● **INSTRUCTIONS FOR THE TASK**
With the pictures omitted, write out the entries that follow exactly as they stand.

Entries from a dataset:
···
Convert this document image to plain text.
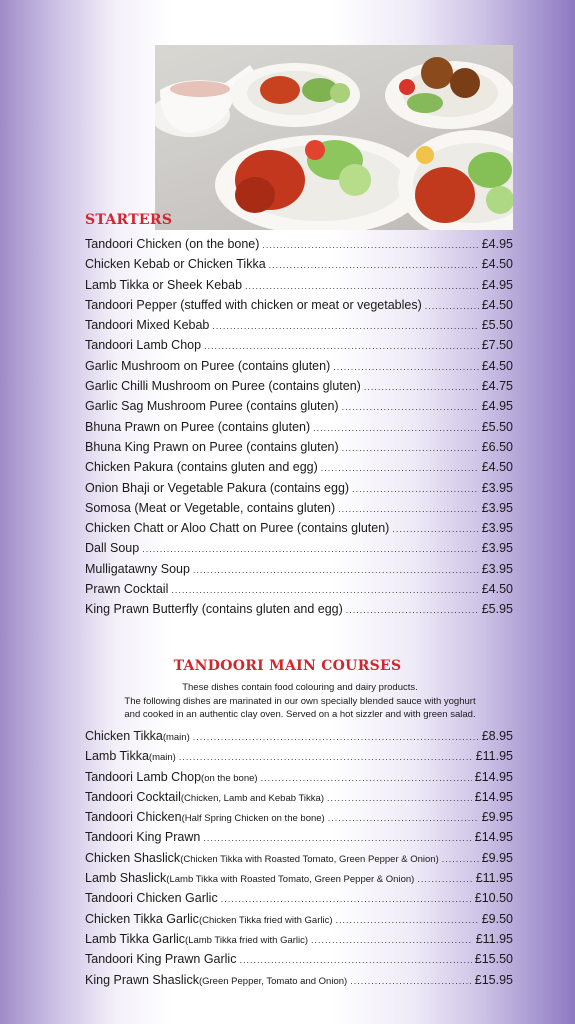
STARTERS
Tandoori Chicken (on the bone) .....	£4.95
Chicken Kebab or Chicken Tikka .....	£4.50
Lamb Tikka or Sheek Kebab .....	£4.95
Tandoori Pepper (stuffed with chicken or meat or vegetables) .....	£4.50
Tandoori Mixed Kebab .....	£5.50
Tandoori Lamb Chop .....	£7.50
Garlic Mushroom on Puree (contains gluten) .....	£4.50
Garlic Chilli Mushroom on Puree (contains gluten) .....	£4.75
Garlic Sag Mushroom Puree (contains gluten) .....	£4.95
Bhuna Prawn on Puree (contains gluten) .....	£5.50
Bhuna King Prawn on Puree (contains gluten) .....	£6.50
Chicken Pakura (contains gluten and egg) .....	£4.50
Onion Bhaji or Vegetable Pakura (contains egg) .....	£3.95
Somosa (Meat or Vegetable, contains gluten) .....	£3.95
Chicken Chatt or Aloo Chatt on Puree (contains gluten) .....	£3.95
Dall Soup .....	£3.95
Mulligatawny Soup .....	£3.95
Prawn Cocktail .....	£4.50
King Prawn Butterfly (contains gluten and egg) .....	£5.95
TANDOORI MAIN COURSES
These dishes contain food colouring and dairy products.
The following dishes are marinated in our own specially blended sauce with yoghurt
and cooked in an authentic clay oven. Served on a hot sizzler and with green salad.
Chicken Tikka (main) .....	£8.95
Lamb Tikka (main) .....	£11.95
Tandoori Lamb Chop (on the bone) .....	£14.95
Tandoori Cocktail (Chicken, Lamb and Kebab Tikka) .....	£14.95
Tandoori Chicken (Half Spring Chicken on the bone) .....	£9.95
Tandoori King Prawn .....	£14.95
Chicken Shaslick (Chicken Tikka with Roasted Tomato, Green Pepper & Onion) .....	£9.95
Lamb Shaslick (Lamb Tikka with Roasted Tomato, Green Pepper & Onion) .....	£11.95
Tandoori Chicken Garlic .....	£10.50
Chicken Tikka Garlic (Chicken Tikka fried with Garlic) .....	£9.50
Lamb Tikka Garlic (Lamb Tikka fried with Garlic) .....	£11.95
Tandoori King Prawn Garlic .....	£15.50
King Prawn Shaslick (Green Pepper, Tomato and Onion) .....	£15.95
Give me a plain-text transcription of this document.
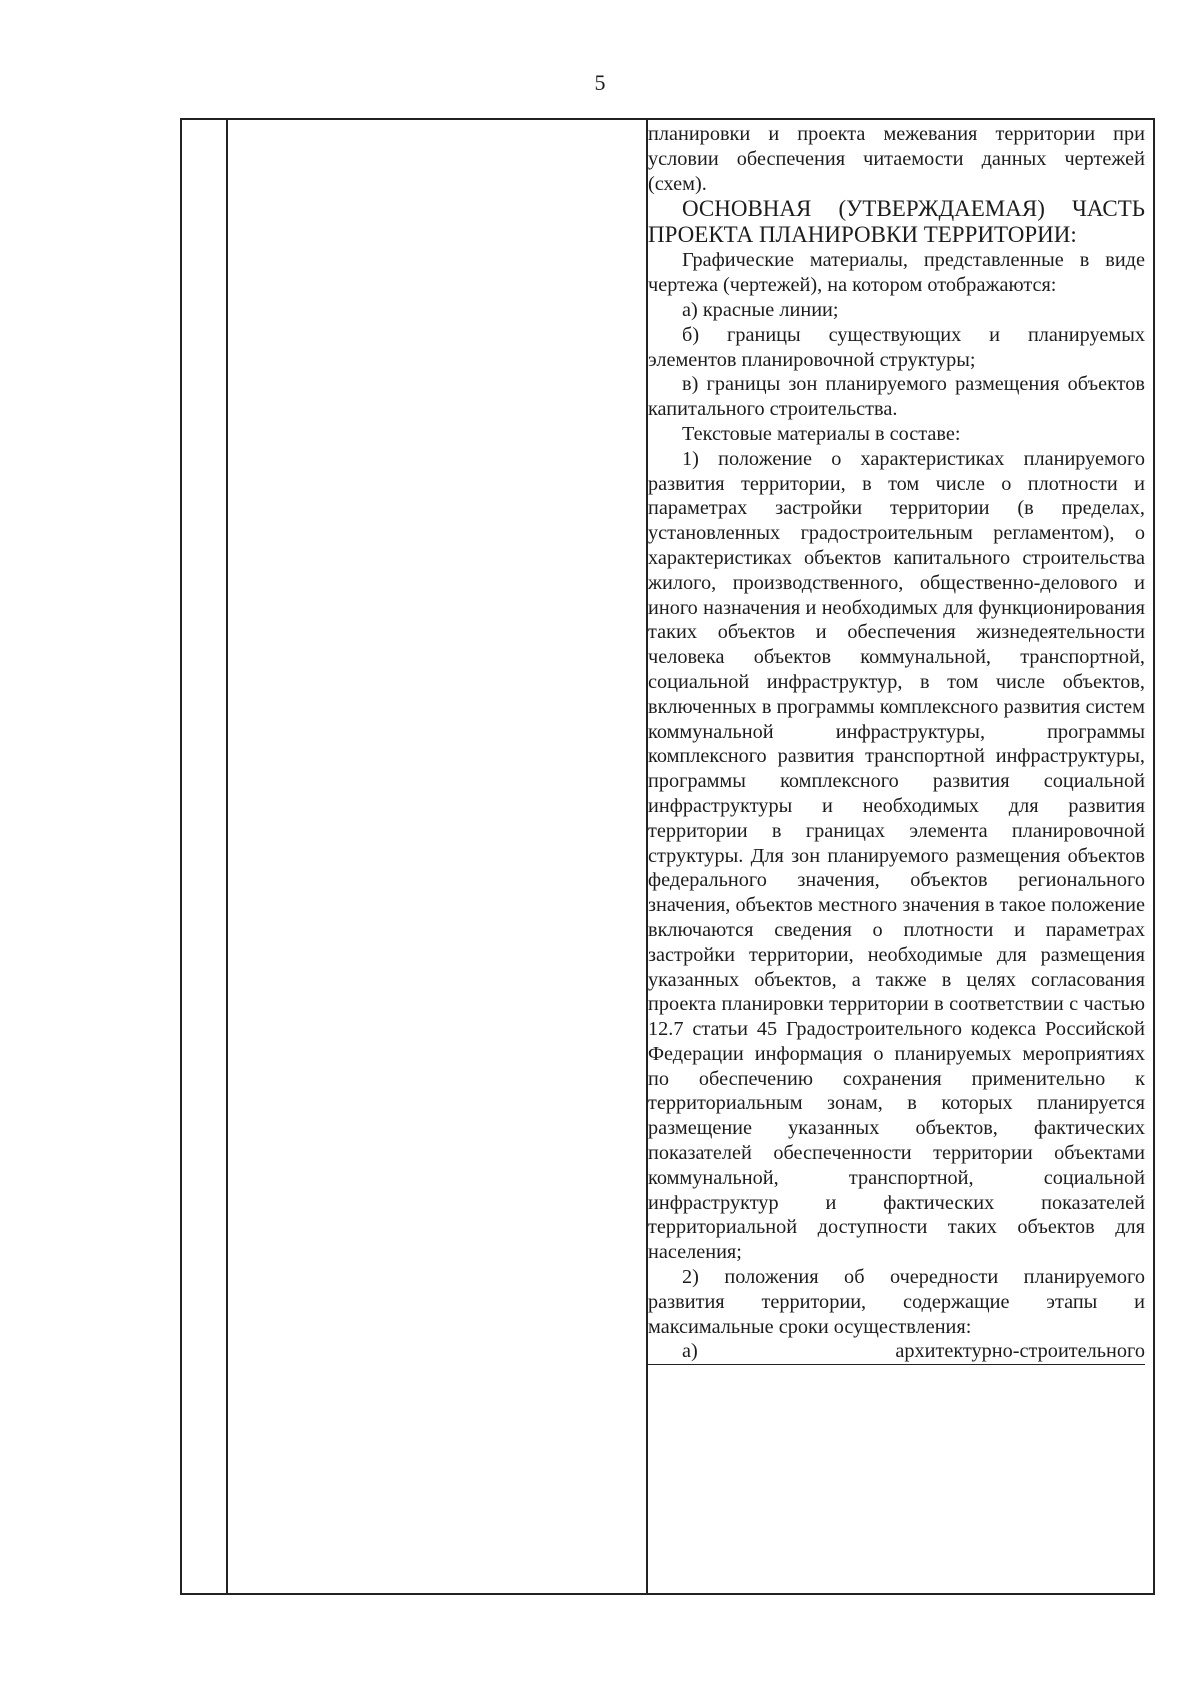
5

планировки и проекта межевания территории при условии обеспечения читаемости данных чертежей (схем).

ОСНОВНАЯ (УТВЕРЖДАЕМАЯ) ЧАСТЬ ПРОЕКТА ПЛАНИРОВКИ ТЕРРИТОРИИ:

Графические материалы, представленные в виде чертежа (чертежей), на котором отображаются:

а) красные линии;

б) границы существующих и планируемых элементов планировочной структуры;

в) границы зон планируемого размещения объектов капитального строительства.

Текстовые материалы в составе:

1) положение о характеристиках планируемого развития территории, в том числе о плотности и параметрах застройки территории (в пределах, установленных градостроительным регламентом), о характеристиках объектов капитального строительства жилого, производственного, общественно-делового и иного назначения и необходимых для функционирования таких объектов и обеспечения жизнедеятельности человека объектов коммунальной, транспортной, социальной инфраструктур, в том числе объектов, включенных в программы комплексного развития систем коммунальной инфраструктуры, программы комплексного развития транспортной инфраструктуры, программы комплексного развития социальной инфраструктуры и необходимых для развития территории в границах элемента планировочной структуры. Для зон планируемого размещения объектов федерального значения, объектов регионального значения, объектов местного значения в такое положение включаются сведения о плотности и параметрах застройки территории, необходимые для размещения указанных объектов, а также в целях согласования проекта планировки территории в соответствии с частью 12.7 статьи 45 Градостроительного кодекса Российской Федерации информация о планируемых мероприятиях по обеспечению сохранения применительно к территориальным зонам, в которых планируется размещение указанных объектов, фактических показателей обеспеченности территории объектами коммунальной, транспортной, социальной инфраструктур и фактических показателей территориальной доступности таких объектов для населения;

2) положения об очередности планируемого развития территории, содержащие этапы и максимальные сроки осуществления:

а) архитектурно-строительного
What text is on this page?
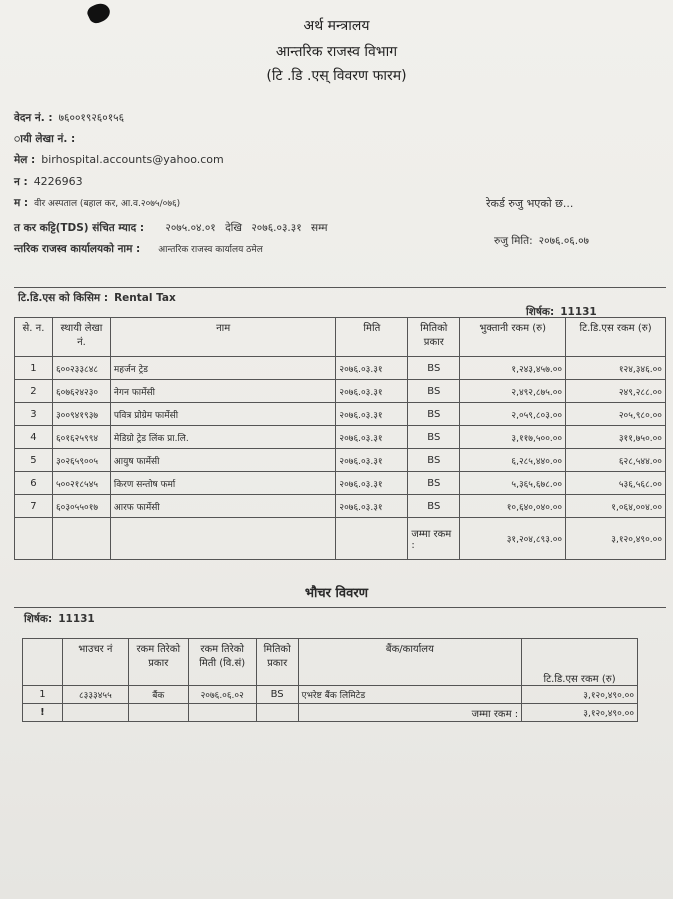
अर्थ मन्त्रालय
आन्तरिक राजस्व विभाग
(टि .डि .एस् विवरण फारम)
वेदन नं. : ७६००१९२६०१५६
ायी लेखा नं. :
मेल : birhospital.accounts@yahoo.com
न : 4226963
म : वीर अस्पताल (बहाल कर, आ.व.२०७५/०७६)	रेकर्ड रुजु भएको छ...
त कर कट्टि(TDS) संचित म्याद : २०७५.०४.०१ देखि २०७६.०३.३१ सम्म
न्तरिक राजस्व कार्यालयको नाम : आन्तरिक राजस्व कार्यालय ठमेल
रुजु मिति: २०७६.०६.०७
टि.डि.एस को किसिम : Rental Tax
शिर्षक: 11131
से. न.	स्थायी लेखा नं.	नाम	मिति	मितिको प्रकार	भुक्तानी रकम (रु)	टि.डि.एस रकम (रु)
1	६००२३३८४८	महर्जन ट्रेड	२०७६.०३.३१	BS	१,२४३,४५७.००	१२४,३४६.००
2	६०७६२४२३०	नेगन फार्मेसी	२०७६.०३.३१	BS	२,४९२,८७५.००	२४९,२८८.००
3	३००९४१९३७	पवित्र प्रोग्रेम फार्मेसी	२०७६.०३.३१	BS	२,०५९,८०३.००	२०५,९८०.००
4	६०१६२५९९४	मेडिग्रो ट्रेड लिंक प्रा.लि.	२०७६.०३.३१	BS	३,११७,५००.००	३११,७५०.००
5	३०२६५९००५	आयुष फार्मेसी	२०७६.०३.३१	BS	६,२८५,४४०.००	६२८,५४४.००
6	५००२१८५४५	किरण सन्तोष फर्मा	२०७६.०३.३१	BS	५,३६५,६७८.००	५३६,५६८.००
7	६०३०५५०१७	आरफ फार्मेसी	२०७६.०३.३१	BS	१०,६४०,०४०.००	१,०६४,००४.००
				जम्मा रकम :	३१,२०४,८९३.००	३,१२०,४९०.००
भौचर विवरण
शिर्षक: 11131
	भाउचर नं	रकम तिरेको प्रकार	रकम तिरेको मिती (वि.सं)	मितिको प्रकार	बैंक/कार्यालय	टि.डि.एस रकम (रु)
1	८३३३४५५	बैंक	२०७६.०६.०२	BS	एभरेष्ट बैंक लिमिटेड	३,१२०,४९०.००
!					जम्मा रकम :	३,१२०,४९०.००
···
● **SOLUTION FOR THIS TASK**
Convert this document image to plain text.
STARTERS
Tandoori Chicken (on the bone) .....	£4.95
Chicken Kebab or Chicken Tikka .....	£4.50
Lamb Tikka or Sheek Kebab .....	£4.95
Tandoori Pepper (stuffed with chicken or meat or vegetables) .....	£4.50
Tandoori Mixed Kebab .....	£5.50
Tandoori Lamb Chop .....	£7.50
Garlic Mushroom on Puree (contains gluten) .....	£4.50
Garlic Chilli Mushroom on Puree (contains gluten) .....	£4.75
Garlic Sag Mushroom Puree (contains gluten) .....	£4.95
Bhuna Prawn on Puree (contains gluten) .....	£5.50
Bhuna King Prawn on Puree (contains gluten) .....	£6.50
Chicken Pakura (contains gluten and egg) .....	£4.50
Onion Bhaji or Vegetable Pakura (contains egg) .....	£3.95
Somosa (Meat or Vegetable, contains gluten) .....	£3.95
Chicken Chatt or Aloo Chatt on Puree (contains gluten) .....	£3.95
Dall Soup .....	£3.95
Mulligatawny Soup .....	£3.95
Prawn Cocktail .....	£4.50
King Prawn Butterfly (contains gluten and egg) .....	£5.95
TANDOORI MAIN COURSES
These dishes contain food colouring and dairy products.
The following dishes are marinated in our own specially blended sauce with yoghurt
and cooked in an authentic clay oven. Served on a hot sizzler and with green salad.
Chicken Tikka (main) .....	£8.95
Lamb Tikka (main) .....	£11.95
Tandoori Lamb Chop (on the bone) .....	£14.95
Tandoori Cocktail (Chicken, Lamb and Kebab Tikka) .....	£14.95
Tandoori Chicken (Half Spring Chicken on the bone) .....	£9.95
Tandoori King Prawn .....	£14.95
Chicken Shaslick (Chicken Tikka with Roasted Tomato, Green Pepper & Onion) .....	£9.95
Lamb Shaslick (Lamb Tikka with Roasted Tomato, Green Pepper & Onion) .....	£11.95
Tandoori Chicken Garlic .....	£10.50
Chicken Tikka Garlic (Chicken Tikka fried with Garlic) .....	£9.50
Lamb Tikka Garlic (Lamb Tikka fried with Garlic) .....	£11.95
Tandoori King Prawn Garlic .....	£15.50
King Prawn Shaslick (Green Pepper, Tomato and Onion) .....	£15.95
Give me a plain-text transcription of this document.
5

планировки и проекта межевания территории при условии обеспечения читаемости данных чертежей (схем).

ОСНОВНАЯ (УТВЕРЖДАЕМАЯ) ЧАСТЬ ПРОЕКТА ПЛАНИРОВКИ ТЕРРИТОРИИ:

Графические материалы, представленные в виде чертежа (чертежей), на котором отображаются:

а) красные линии;

б) границы существующих и планируемых элементов планировочной структуры;

в) границы зон планируемого размещения объектов капитального строительства.

Текстовые материалы в составе:

1) положение о характеристиках планируемого развития территории, в том числе о плотности и параметрах застройки территории (в пределах, установленных градостроительным регламентом), о характеристиках объектов капитального строительства жилого, производственного, общественно-делового и иного назначения и необходимых для функционирования таких объектов и обеспечения жизнедеятельности человека объектов коммунальной, транспортной, социальной инфраструктур, в том числе объектов, включенных в программы комплексного развития систем коммунальной инфраструктуры, программы комплексного развития транспортной инфраструктуры, программы комплексного развития социальной инфраструктуры и необходимых для развития территории в границах элемента планировочной структуры. Для зон планируемого размещения объектов федерального значения, объектов регионального значения, объектов местного значения в такое положение включаются сведения о плотности и параметрах застройки территории, необходимые для размещения указанных объектов, а также в целях согласования проекта планировки территории в соответствии с частью 12.7 статьи 45 Градостроительного кодекса Российской Федерации информация о планируемых мероприятиях по обеспечению сохранения применительно к территориальным зонам, в которых планируется размещение указанных объектов, фактических показателей обеспеченности территории объектами коммунальной, транспортной, социальной инфраструктур и фактических показателей территориальной доступности таких объектов для населения;

2) положения об очередности планируемого развития территории, содержащие этапы и максимальные сроки осуществления:

а) архитектурно-строительного
What text is on this page?
अर्थ मन्त्रालय
आन्तरिक राजस्व विभाग
(टि .डि .एस् विवरण फारम)
वेदन नं. : ७६००१९२६०१५६
ायी लेखा नं. :
मेल : birhospital.accounts@yahoo.com
न : 4226963
म : वीर अस्पताल (बहाल कर, आ.व.२०७५/०७६)	रेकर्ड रुजु भएको छ...
त कर कट्टि(TDS) संचित म्याद : २०७५.०४.०१ देखि २०७६.०३.३१ सम्म
न्तरिक राजस्व कार्यालयको नाम : आन्तरिक राजस्व कार्यालय ठमेल
रुजु मिति: २०७६.०६.०७
टि.डि.एस को किसिम : Rental Tax
शिर्षक: 11131
से. न.	स्थायी लेखा नं.	नाम	मिति	मितिको प्रकार	भुक्तानी रकम (रु)	टि.डि.एस रकम (रु)
1	६००२३३८४८	महर्जन ट्रेड	२०७६.०३.३१	BS	१,२४३,४५७.००	१२४,३४६.००
2	६०७६२४२३०	नेगन फार्मेसी	२०७६.०३.३१	BS	२,४९२,८७५.००	२४९,२८८.००
3	३००९४१९३७	पवित्र प्रोग्रेम फार्मेसी	२०७६.०३.३१	BS	२,०५९,८०३.००	२०५,९८०.००
4	६०१६२५९९४	मेडिग्रो ट्रेड लिंक प्रा.लि.	२०७६.०३.३१	BS	३,११७,५००.००	३११,७५०.००
5	३०२६५९००५	आयुष फार्मेसी	२०७६.०३.३१	BS	६,२८५,४४०.००	६२८,५४४.००
6	५००२१८५४५	किरण सन्तोष फर्मा	२०७६.०३.३१	BS	५,३६५,६७८.००	५३६,५६८.००
7	६०३०५५०१७	आरफ फार्मेसी	२०७६.०३.३१	BS	१०,६४०,०४०.००	१,०६४,००४.००
				जम्मा रकम :	३१,२०४,८९३.००	३,१२०,४९०.००
भौचर विवरण
शिर्षक: 11131
	भाउचर नं	रकम तिरेको प्रकार	रकम तिरेको मिती (वि.सं)	मितिको प्रकार	बैंक/कार्यालय	टि.डि.एस रकम (रु)
1	८३३३४५५	बैंक	२०७६.०६.०२	BS	एभरेष्ट बैंक लिमिटेड	३,१२०,४९०.००
!					जम्मा रकम :	३,१२०,४९०.००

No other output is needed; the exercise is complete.